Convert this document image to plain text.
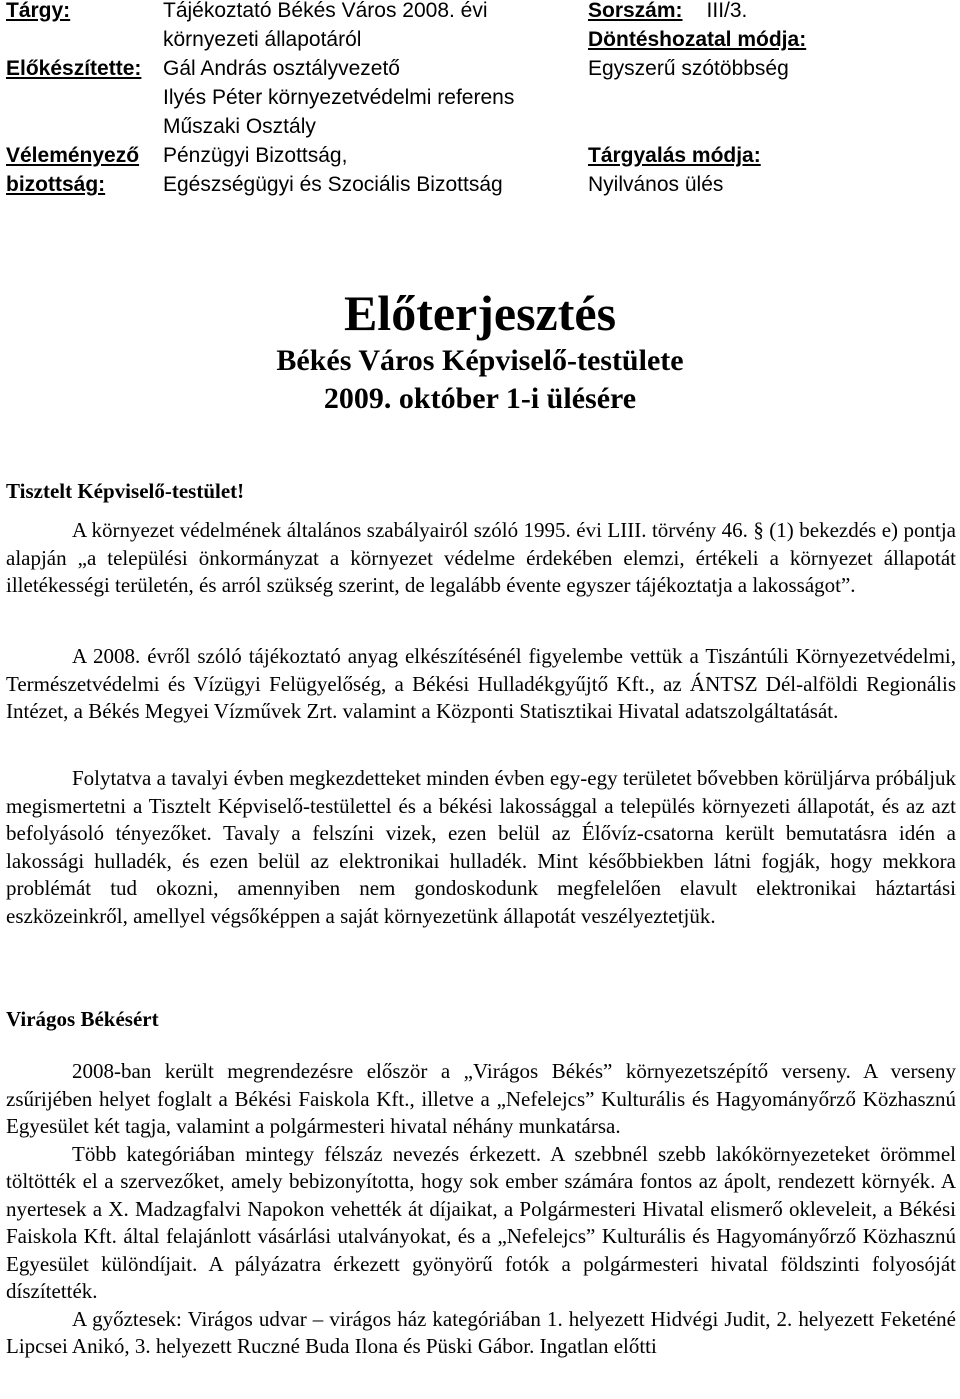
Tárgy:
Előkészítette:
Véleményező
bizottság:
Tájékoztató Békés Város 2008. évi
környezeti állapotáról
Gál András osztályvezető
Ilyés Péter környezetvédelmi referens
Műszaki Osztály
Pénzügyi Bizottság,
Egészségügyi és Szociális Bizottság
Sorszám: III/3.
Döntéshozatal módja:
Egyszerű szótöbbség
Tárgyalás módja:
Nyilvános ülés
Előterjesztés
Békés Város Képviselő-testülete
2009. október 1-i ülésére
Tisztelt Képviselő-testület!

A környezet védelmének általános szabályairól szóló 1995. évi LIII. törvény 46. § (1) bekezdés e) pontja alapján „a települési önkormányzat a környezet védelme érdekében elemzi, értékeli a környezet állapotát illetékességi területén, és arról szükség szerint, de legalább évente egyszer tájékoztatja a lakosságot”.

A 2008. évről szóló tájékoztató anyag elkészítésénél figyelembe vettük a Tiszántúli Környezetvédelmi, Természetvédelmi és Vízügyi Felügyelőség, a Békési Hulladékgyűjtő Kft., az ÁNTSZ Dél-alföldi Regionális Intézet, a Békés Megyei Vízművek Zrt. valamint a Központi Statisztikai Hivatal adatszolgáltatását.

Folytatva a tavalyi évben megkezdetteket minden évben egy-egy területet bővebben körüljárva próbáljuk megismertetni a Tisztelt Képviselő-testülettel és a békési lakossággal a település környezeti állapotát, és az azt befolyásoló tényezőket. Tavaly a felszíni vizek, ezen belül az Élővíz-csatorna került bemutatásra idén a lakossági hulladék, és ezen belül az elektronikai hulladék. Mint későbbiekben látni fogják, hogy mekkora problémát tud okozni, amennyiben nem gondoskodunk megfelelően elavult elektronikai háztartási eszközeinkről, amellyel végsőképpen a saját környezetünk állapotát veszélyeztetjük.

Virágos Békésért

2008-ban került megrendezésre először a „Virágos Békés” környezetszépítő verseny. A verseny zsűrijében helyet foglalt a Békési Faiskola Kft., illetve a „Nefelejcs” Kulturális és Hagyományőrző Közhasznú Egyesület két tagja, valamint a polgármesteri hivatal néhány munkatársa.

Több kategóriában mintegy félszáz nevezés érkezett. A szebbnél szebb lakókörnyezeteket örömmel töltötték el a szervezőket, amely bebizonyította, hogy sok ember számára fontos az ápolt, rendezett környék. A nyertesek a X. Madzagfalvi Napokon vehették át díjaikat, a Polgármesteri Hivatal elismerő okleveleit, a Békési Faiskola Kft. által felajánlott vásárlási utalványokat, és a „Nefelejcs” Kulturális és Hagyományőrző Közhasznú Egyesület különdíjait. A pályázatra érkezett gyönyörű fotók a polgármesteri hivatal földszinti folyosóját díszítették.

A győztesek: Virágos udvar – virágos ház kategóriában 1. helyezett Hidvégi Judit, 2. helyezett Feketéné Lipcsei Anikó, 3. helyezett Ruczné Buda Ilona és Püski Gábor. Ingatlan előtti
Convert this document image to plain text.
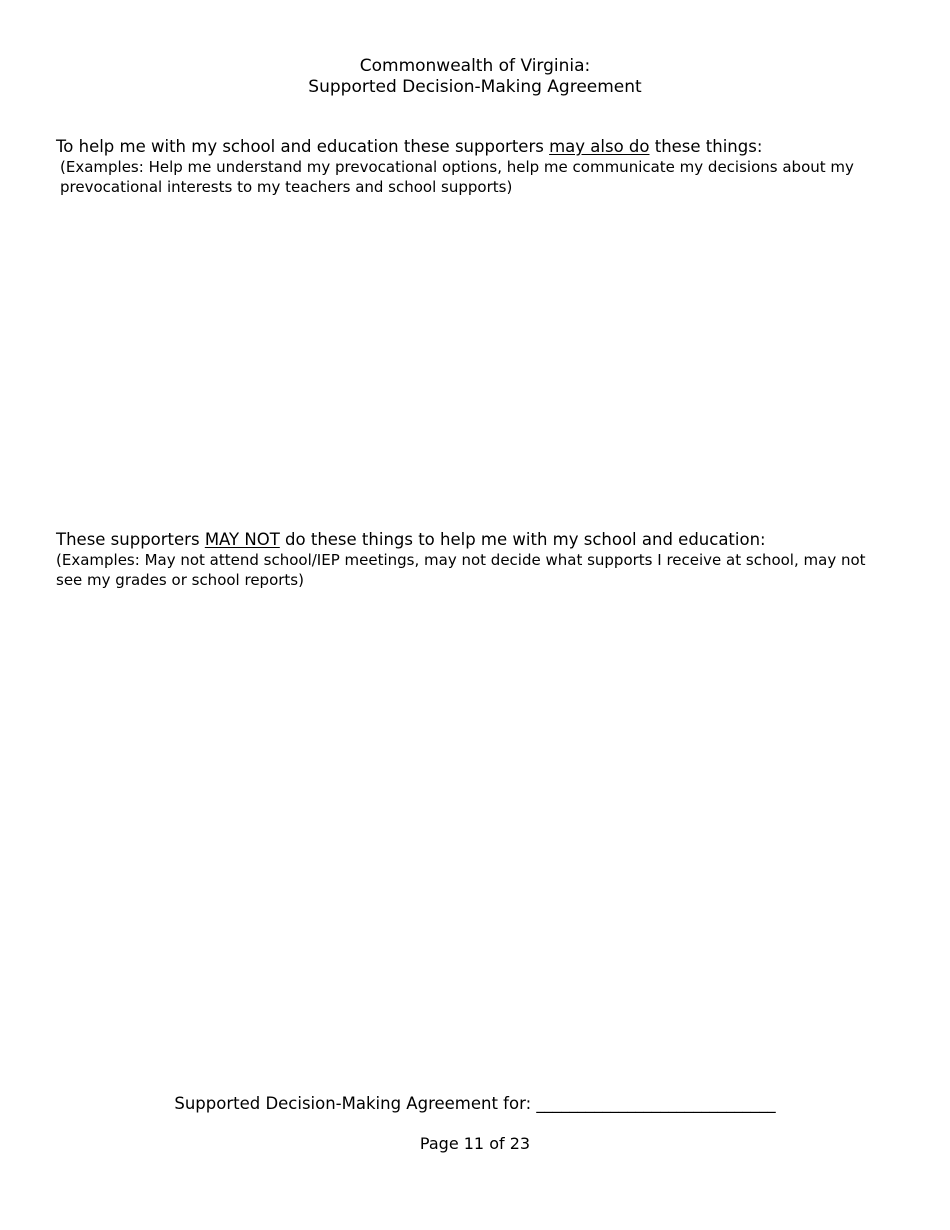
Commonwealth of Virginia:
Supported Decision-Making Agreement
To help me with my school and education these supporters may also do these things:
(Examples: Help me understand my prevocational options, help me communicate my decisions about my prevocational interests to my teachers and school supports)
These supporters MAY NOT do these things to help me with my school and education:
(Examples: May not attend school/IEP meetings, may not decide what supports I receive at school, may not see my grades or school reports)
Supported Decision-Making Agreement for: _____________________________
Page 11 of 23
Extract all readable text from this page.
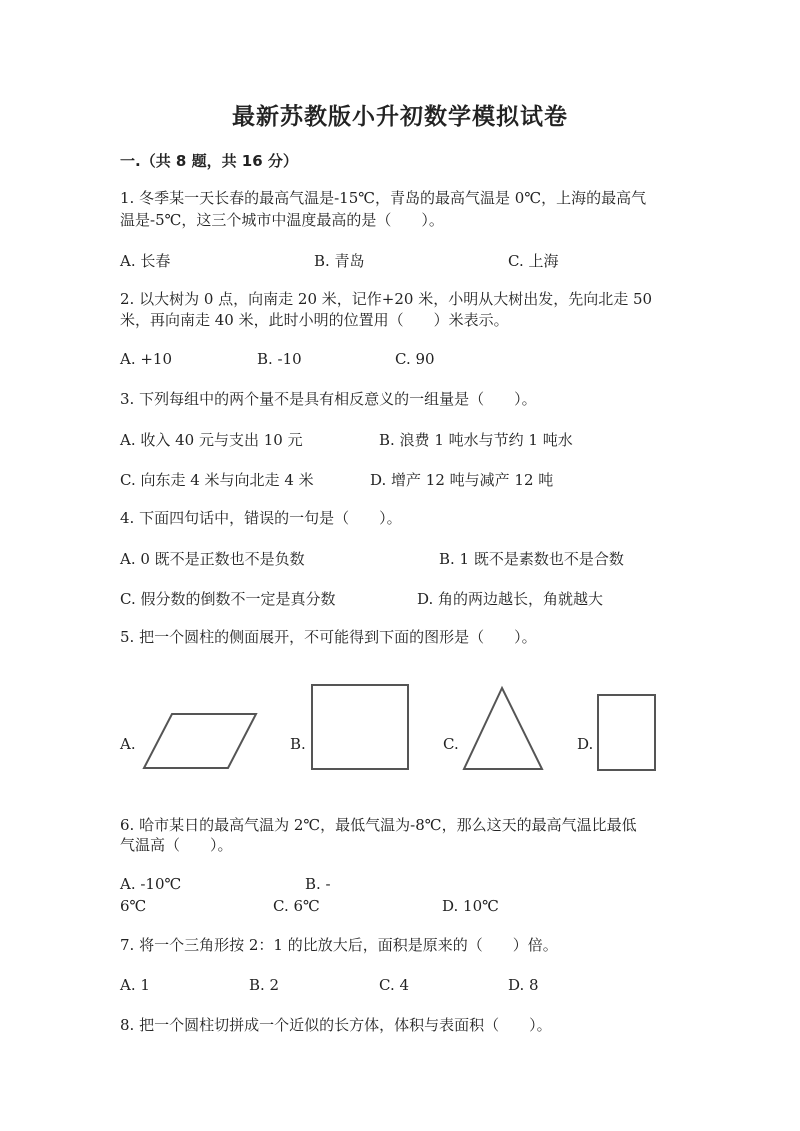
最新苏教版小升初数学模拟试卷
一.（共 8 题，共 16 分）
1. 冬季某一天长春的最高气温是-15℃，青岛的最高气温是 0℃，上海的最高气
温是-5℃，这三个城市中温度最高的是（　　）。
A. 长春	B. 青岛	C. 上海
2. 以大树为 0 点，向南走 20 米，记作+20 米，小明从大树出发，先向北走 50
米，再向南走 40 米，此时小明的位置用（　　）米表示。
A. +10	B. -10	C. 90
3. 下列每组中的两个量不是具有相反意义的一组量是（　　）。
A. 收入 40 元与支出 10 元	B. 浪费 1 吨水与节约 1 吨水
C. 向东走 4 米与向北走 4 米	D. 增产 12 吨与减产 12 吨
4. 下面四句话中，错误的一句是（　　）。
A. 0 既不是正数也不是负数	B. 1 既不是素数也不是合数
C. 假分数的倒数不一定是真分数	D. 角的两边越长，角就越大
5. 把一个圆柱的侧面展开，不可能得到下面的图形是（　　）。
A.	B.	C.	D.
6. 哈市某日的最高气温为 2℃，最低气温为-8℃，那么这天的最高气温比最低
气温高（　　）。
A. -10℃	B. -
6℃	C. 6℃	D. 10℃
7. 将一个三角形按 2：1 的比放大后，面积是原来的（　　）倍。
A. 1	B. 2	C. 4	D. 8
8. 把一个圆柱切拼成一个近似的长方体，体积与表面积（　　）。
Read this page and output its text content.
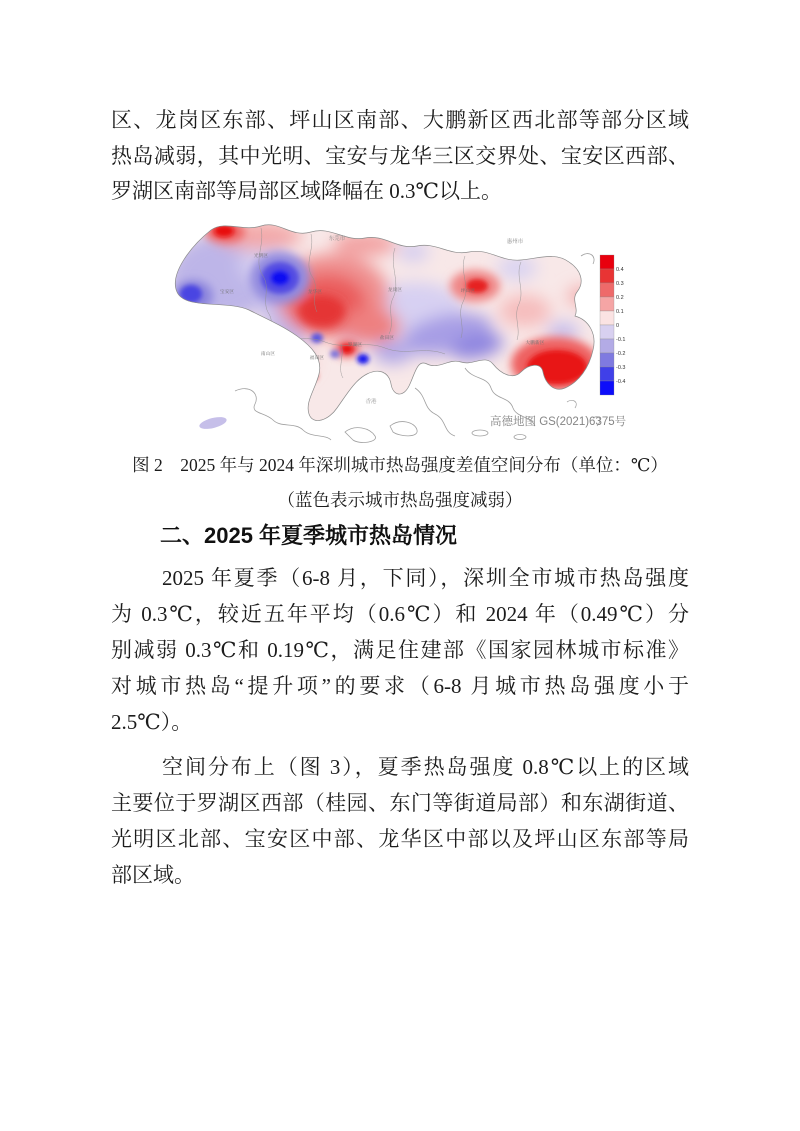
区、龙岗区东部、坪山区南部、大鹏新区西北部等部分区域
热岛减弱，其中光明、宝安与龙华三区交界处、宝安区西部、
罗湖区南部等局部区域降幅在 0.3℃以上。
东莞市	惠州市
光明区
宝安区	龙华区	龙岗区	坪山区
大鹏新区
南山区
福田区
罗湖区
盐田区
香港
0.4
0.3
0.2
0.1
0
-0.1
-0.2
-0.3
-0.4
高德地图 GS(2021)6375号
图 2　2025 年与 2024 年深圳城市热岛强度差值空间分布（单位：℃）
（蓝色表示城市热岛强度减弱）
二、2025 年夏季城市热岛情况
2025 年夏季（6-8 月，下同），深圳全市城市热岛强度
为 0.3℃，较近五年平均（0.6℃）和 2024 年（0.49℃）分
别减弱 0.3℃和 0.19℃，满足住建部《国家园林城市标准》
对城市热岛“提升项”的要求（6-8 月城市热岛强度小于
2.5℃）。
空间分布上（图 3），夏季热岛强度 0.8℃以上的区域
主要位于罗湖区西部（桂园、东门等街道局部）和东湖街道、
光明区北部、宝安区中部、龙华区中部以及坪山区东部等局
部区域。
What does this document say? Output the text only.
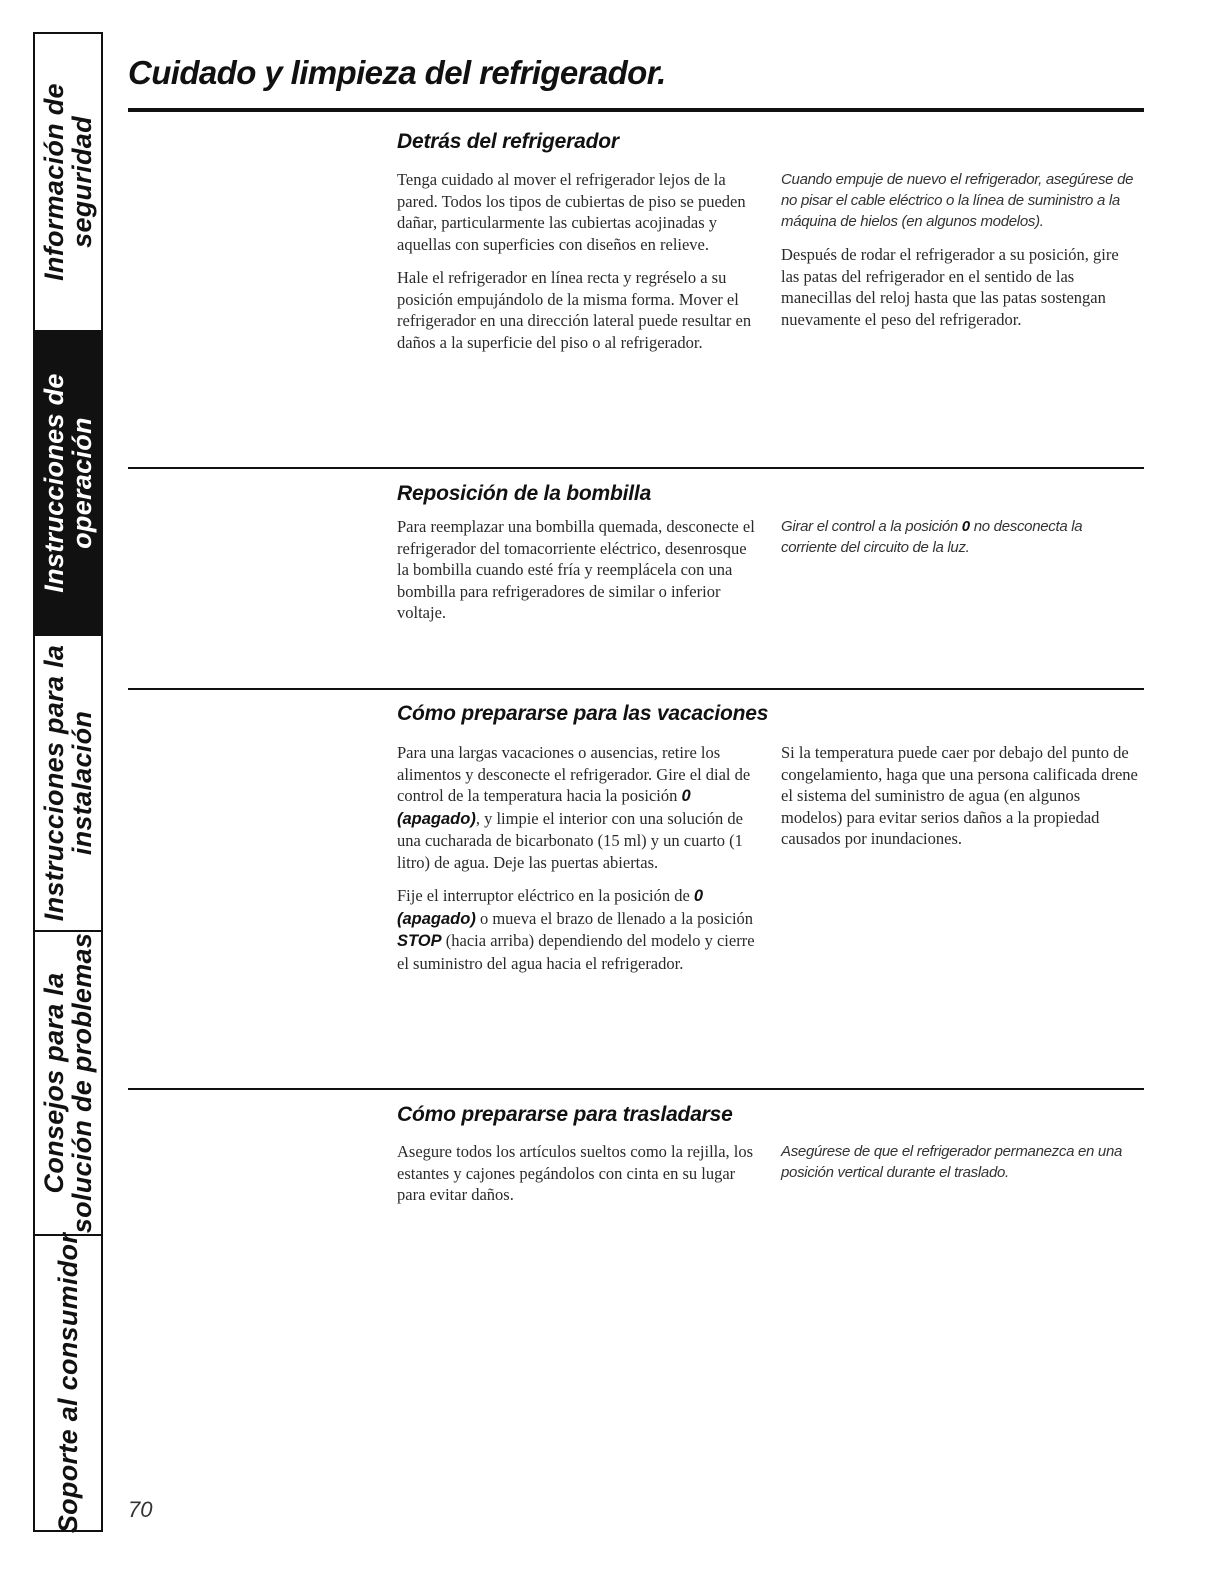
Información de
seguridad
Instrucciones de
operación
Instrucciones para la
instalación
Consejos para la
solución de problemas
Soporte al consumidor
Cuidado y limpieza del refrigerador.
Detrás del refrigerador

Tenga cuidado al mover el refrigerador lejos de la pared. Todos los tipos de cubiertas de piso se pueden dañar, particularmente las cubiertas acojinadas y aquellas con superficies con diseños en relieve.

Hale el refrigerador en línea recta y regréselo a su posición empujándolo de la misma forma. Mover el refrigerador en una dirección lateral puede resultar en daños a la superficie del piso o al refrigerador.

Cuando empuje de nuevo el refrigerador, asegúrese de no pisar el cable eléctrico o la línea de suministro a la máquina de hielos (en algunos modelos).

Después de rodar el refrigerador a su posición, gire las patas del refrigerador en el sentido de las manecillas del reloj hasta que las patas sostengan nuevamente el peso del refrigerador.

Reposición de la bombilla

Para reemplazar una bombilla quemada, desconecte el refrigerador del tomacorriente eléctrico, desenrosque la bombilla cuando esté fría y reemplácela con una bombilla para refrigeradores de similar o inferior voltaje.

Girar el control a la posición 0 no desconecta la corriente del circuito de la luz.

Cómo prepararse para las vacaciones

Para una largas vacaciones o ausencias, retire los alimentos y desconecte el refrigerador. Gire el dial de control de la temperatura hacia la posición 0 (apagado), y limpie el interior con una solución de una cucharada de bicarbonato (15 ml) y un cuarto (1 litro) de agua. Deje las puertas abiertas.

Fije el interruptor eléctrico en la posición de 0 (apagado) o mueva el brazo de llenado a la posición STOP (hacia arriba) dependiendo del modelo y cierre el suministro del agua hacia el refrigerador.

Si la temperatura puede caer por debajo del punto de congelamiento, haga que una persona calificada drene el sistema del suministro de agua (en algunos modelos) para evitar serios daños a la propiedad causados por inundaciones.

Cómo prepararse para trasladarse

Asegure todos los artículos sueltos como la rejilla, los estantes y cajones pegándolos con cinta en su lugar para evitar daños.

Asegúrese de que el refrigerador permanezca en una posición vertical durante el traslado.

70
■ ■ ■ ■ ■ ■ ■
Among the lines of the material above, how many include the string "this"? Report only that number.

5